### THE TASK
Make an exact copy of the data below, leaving out every picture.

[Extracted data entries]

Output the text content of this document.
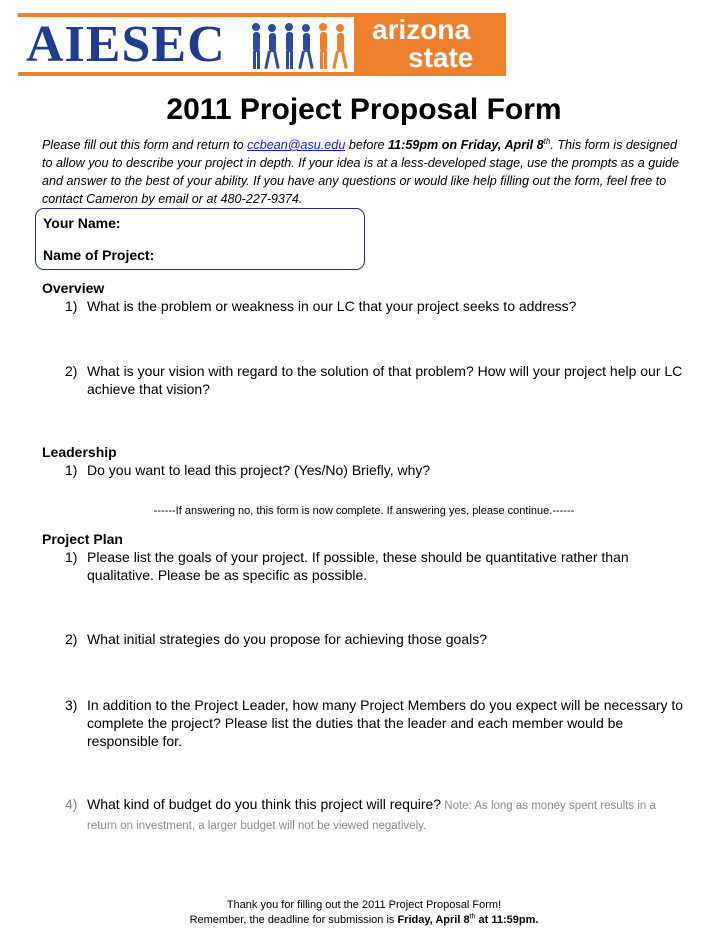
AIESEC	arizona
state
2011 Project Proposal Form
Please fill out this form and return to ccbean@asu.edu before 11:59pm on Friday, April 8th. This form is designed to allow you to describe your project in depth. If your idea is at a less-developed stage, use the prompts as a guide and answer to the best of your ability. If you have any questions or would like help filling out the form, feel free to contact Cameron by email or at 480-227-9374.
Your Name:
Name of Project:
Overview
1) What is the problem or weakness in our LC that your project seeks to address?
2) What is your vision with regard to the solution of that problem? How will your project help our LC achieve that vision?
Leadership
1) Do you want to lead this project? (Yes/No) Briefly, why?
------If answering no, this form is now complete. If answering yes, please continue.------
Project Plan
1) Please list the goals of your project. If possible, these should be quantitative rather than qualitative. Please be as specific as possible.
2) What initial strategies do you propose for achieving those goals?
3) In addition to the Project Leader, how many Project Members do you expect will be necessary to complete the project? Please list the duties that the leader and each member would be responsible for.
4) What kind of budget do you think this project will require? Note: As long as money spent results in a return on investment, a larger budget will not be viewed negatively.
Thank you for filling out the 2011 Project Proposal Form!
Remember, the deadline for submission is Friday, April 8th at 11:59pm.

### WRITTEN RESPONSE
Output the text content of this document.
AIESEC	arizona
state
2011 Project Proposal Form
Please fill out this form and return to ccbean@asu.edu before 11:59pm on Friday, April 8th. This form is designed to allow you to describe your project in depth. If your idea is at a less-developed stage, use the prompts as a guide and answer to the best of your ability. If you have any questions or would like help filling out the form, feel free to contact Cameron by email or at 480-227-9374.
Your Name:
Name of Project:
Overview
1) What is the problem or weakness in our LC that your project seeks to address?
2) What is your vision with regard to the solution of that problem? How will your project help our LC achieve that vision?
Leadership
1) Do you want to lead this project? (Yes/No) Briefly, why?
------If answering no, this form is now complete. If answering yes, please continue.------
Project Plan
1) Please list the goals of your project. If possible, these should be quantitative rather than qualitative. Please be as specific as possible.
2) What initial strategies do you propose for achieving those goals?
3) In addition to the Project Leader, how many Project Members do you expect will be necessary to complete the project? Please list the duties that the leader and each member would be responsible for.
4) What kind of budget do you think this project will require? Note: As long as money spent results in a return on investment, a larger budget will not be viewed negatively.
Thank you for filling out the 2011 Project Proposal Form!
Remember, the deadline for submission is Friday, April 8th at 11:59pm.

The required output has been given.